Take the records underneath and set them down exactly.
▼
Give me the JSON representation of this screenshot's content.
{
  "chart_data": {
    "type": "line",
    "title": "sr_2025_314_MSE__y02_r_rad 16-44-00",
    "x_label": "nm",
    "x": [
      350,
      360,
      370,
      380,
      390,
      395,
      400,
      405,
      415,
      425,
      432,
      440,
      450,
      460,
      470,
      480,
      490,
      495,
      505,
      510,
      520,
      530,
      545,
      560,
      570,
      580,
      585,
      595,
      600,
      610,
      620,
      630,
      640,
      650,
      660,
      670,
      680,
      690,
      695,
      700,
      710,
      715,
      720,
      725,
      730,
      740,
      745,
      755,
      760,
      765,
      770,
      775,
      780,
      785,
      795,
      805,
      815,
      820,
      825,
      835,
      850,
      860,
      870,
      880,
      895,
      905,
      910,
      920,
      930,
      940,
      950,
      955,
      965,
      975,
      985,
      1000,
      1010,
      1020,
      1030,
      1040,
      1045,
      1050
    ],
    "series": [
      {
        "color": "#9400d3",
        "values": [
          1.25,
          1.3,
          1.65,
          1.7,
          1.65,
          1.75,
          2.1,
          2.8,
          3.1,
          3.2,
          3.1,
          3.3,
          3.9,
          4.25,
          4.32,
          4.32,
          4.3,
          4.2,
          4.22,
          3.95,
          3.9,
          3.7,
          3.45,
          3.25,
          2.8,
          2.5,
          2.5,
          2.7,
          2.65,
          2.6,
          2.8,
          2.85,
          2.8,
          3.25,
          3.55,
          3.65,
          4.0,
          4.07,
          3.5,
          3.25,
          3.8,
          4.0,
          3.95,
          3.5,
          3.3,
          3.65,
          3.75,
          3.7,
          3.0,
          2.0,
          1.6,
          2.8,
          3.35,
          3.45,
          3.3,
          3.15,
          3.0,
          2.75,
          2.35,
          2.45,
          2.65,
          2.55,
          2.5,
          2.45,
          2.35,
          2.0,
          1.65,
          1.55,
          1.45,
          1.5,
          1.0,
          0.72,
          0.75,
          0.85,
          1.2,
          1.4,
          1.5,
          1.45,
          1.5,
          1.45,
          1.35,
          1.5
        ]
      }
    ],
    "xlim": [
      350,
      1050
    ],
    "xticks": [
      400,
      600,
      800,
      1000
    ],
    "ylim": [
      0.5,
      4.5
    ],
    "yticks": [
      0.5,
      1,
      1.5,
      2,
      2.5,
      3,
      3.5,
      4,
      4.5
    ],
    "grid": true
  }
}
▲
### Solution for this task
Give me the JSON representation of this screenshot's content.
{
  "chart_data": {
    "type": "line",
    "title": "sr_2025_314_MSE__y02_r_rad 16-44-00",
    "x_label": "nm",
    "x": [
      350,
      360,
      370,
      380,
      390,
      395,
      400,
      405,
      415,
      425,
      432,
      440,
      450,
      460,
      470,
      480,
      490,
      495,
      505,
      510,
      520,
      530,
      545,
      560,
      570,
      580,
      585,
      595,
      600,
      610,
      620,
      630,
      640,
      650,
      660,
      670,
      680,
      690,
      695,
      700,
      710,
      715,
      720,
      725,
      730,
      740,
      745,
      755,
      760,
      765,
      770,
      775,
      780,
      785,
      795,
      805,
      815,
      820,
      825,
      835,
      850,
      860,
      870,
      880,
      895,
      905,
      910,
      920,
      930,
      940,
      950,
      955,
      965,
      975,
      985,
      1000,
      1010,
      1020,
      1030,
      1040,
      1045,
      1050
    ],
    "series": [
      {
        "color": "#9400d3",
        "values": [
          1.25,
          1.3,
          1.65,
          1.7,
          1.65,
          1.75,
          2.1,
          2.8,
          3.1,
          3.2,
          3.1,
          3.3,
          3.9,
          4.25,
          4.32,
          4.32,
          4.3,
          4.2,
          4.22,
          3.95,
          3.9,
          3.7,
          3.45,
          3.25,
          2.8,
          2.5,
          2.5,
          2.7,
          2.65,
          2.6,
          2.8,
          2.85,
          2.8,
          3.25,
          3.55,
          3.65,
          4.0,
          4.07,
          3.5,
          3.25,
          3.8,
          4.0,
          3.95,
          3.5,
          3.3,
          3.65,
          3.75,
          3.7,
          3.0,
          2.0,
          1.6,
          2.8,
          3.35,
          3.45,
          3.3,
          3.15,
          3.0,
          2.75,
          2.35,
          2.45,
          2.65,
          2.55,
          2.5,
          2.45,
          2.35,
          2.0,
          1.65,
          1.55,
          1.45,
          1.5,
          1.0,
          0.72,
          0.75,
          0.85,
          1.2,
          1.4,
          1.5,
          1.45,
          1.5,
          1.45,
          1.35,
          1.5
        ]
      }
    ],
    "xlim": [
      350,
      1050
    ],
    "xticks": [
      400,
      600,
      800,
      1000
    ],
    "ylim": [
      0.5,
      4.5
    ],
    "yticks": [
      0.5,
      1,
      1.5,
      2,
      2.5,
      3,
      3.5,
      4,
      4.5
    ],
    "grid": true
  }
}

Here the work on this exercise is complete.